Aim: Copy out every line of the records where the string "Proximity" occurs.

The records:
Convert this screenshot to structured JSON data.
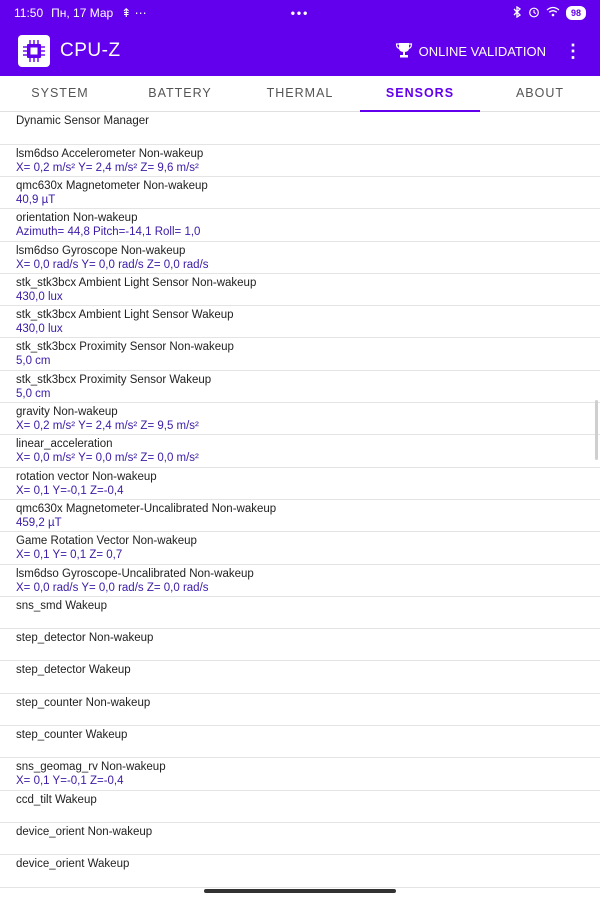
{
  "status": {
    "time": "11:50",
    "date": "Пн, 17 Мар",
    "extra": "⇞ ⋯",
    "center_dots": "•••",
    "battery": "98"
  },
  "appbar": {
    "title": "CPU-Z",
    "validation_label": "ONLINE VALIDATION"
  },
  "tabs": [
    "SYSTEM",
    "BATTERY",
    "THERMAL",
    "SENSORS",
    "ABOUT"
  ],
  "sensors": [
    {
      "name": "Dynamic Sensor Manager",
      "value": ""
    },
    {
      "name": "lsm6dso Accelerometer Non-wakeup",
      "value": "X= 0,2 m/s²   Y= 2,4 m/s²   Z= 9,6 m/s²"
    },
    {
      "name": "qmc630x Magnetometer Non-wakeup",
      "value": "40,9 µT"
    },
    {
      "name": "orientation  Non-wakeup",
      "value": "Azimuth= 44,8   Pitch=-14,1   Roll= 1,0"
    },
    {
      "name": "lsm6dso Gyroscope Non-wakeup",
      "value": "X= 0,0 rad/s   Y= 0,0 rad/s   Z= 0,0 rad/s"
    },
    {
      "name": "stk_stk3bcx Ambient Light Sensor Non-wakeup",
      "value": "430,0 lux"
    },
    {
      "name": "stk_stk3bcx Ambient Light Sensor Wakeup",
      "value": "430,0 lux"
    },
    {
      "name": "stk_stk3bcx Proximity Sensor Non-wakeup",
      "value": "5,0 cm"
    },
    {
      "name": "stk_stk3bcx Proximity Sensor Wakeup",
      "value": "5,0 cm"
    },
    {
      "name": "gravity  Non-wakeup",
      "value": "X= 0,2 m/s²   Y= 2,4 m/s²   Z= 9,5 m/s²"
    },
    {
      "name": "linear_acceleration",
      "value": "X= 0,0 m/s²   Y= 0,0 m/s²   Z= 0,0 m/s²"
    },
    {
      "name": "rotation vector  Non-wakeup",
      "value": "X= 0,1   Y=-0,1   Z=-0,4"
    },
    {
      "name": "qmc630x Magnetometer-Uncalibrated Non-wakeup",
      "value": "459,2 µT"
    },
    {
      "name": "Game Rotation Vector  Non-wakeup",
      "value": "X= 0,1   Y= 0,1   Z= 0,7"
    },
    {
      "name": "lsm6dso Gyroscope-Uncalibrated Non-wakeup",
      "value": "X= 0,0 rad/s   Y= 0,0 rad/s   Z= 0,0 rad/s"
    },
    {
      "name": "sns_smd  Wakeup",
      "value": ""
    },
    {
      "name": "step_detector  Non-wakeup",
      "value": ""
    },
    {
      "name": "step_detector  Wakeup",
      "value": ""
    },
    {
      "name": "step_counter  Non-wakeup",
      "value": ""
    },
    {
      "name": "step_counter  Wakeup",
      "value": ""
    },
    {
      "name": "sns_geomag_rv  Non-wakeup",
      "value": "X= 0,1   Y=-0,1   Z=-0,4"
    },
    {
      "name": "ccd_tilt  Wakeup",
      "value": ""
    },
    {
      "name": "device_orient  Non-wakeup",
      "value": ""
    },
    {
      "name": "device_orient  Wakeup",
      "value": ""
    }
  ],
  "colors": {
    "accent": "#6200ee",
    "value_text": "#3b1aa6"
  }
}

Task output:
      "name": "stk_stk3bcx Proximity Sensor Non-wakeup",
      "name": "stk_stk3bcx Proximity Sensor Wakeup",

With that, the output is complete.